begin Raw data

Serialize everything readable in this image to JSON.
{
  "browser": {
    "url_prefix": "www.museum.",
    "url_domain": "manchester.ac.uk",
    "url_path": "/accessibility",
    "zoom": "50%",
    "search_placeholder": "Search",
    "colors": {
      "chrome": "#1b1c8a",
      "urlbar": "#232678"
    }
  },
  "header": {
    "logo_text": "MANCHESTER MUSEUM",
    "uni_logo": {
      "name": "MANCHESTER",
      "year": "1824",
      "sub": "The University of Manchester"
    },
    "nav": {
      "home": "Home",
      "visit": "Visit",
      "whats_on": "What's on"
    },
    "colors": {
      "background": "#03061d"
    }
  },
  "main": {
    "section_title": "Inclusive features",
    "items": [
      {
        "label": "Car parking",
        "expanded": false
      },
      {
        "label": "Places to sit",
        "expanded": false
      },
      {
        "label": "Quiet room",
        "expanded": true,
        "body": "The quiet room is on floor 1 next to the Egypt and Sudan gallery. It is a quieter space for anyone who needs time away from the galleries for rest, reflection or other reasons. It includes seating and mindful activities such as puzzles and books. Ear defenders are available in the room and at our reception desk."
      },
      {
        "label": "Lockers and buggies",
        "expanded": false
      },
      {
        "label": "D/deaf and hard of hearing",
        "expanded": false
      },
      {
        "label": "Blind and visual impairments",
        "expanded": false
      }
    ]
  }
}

end Raw data

Task directions: Each line of the listing above should be output exactly.

Finished exercise:
Serialize everything readable in this image to JSON.
{
  "browser": {
    "url_prefix": "www.museum.",
    "url_domain": "manchester.ac.uk",
    "url_path": "/accessibility",
    "zoom": "50%",
    "search_placeholder": "Search",
    "colors": {
      "chrome": "#1b1c8a",
      "urlbar": "#232678"
    }
  },
  "header": {
    "logo_text": "MANCHESTER MUSEUM",
    "uni_logo": {
      "name": "MANCHESTER",
      "year": "1824",
      "sub": "The University of Manchester"
    },
    "nav": {
      "home": "Home",
      "visit": "Visit",
      "whats_on": "What's on"
    },
    "colors": {
      "background": "#03061d"
    }
  },
  "main": {
    "section_title": "Inclusive features",
    "items": [
      {
        "label": "Car parking",
        "expanded": false
      },
      {
        "label": "Places to sit",
        "expanded": false
      },
      {
        "label": "Quiet room",
        "expanded": true,
        "body": "The quiet room is on floor 1 next to the Egypt and Sudan gallery. It is a quieter space for anyone who needs time away from the galleries for rest, reflection or other reasons. It includes seating and mindful activities such as puzzles and books. Ear defenders are available in the room and at our reception desk."
      },
      {
        "label": "Lockers and buggies",
        "expanded": false
      },
      {
        "label": "D/deaf and hard of hearing",
        "expanded": false
      },
      {
        "label": "Blind and visual impairments",
        "expanded": false
      }
    ]
  }
}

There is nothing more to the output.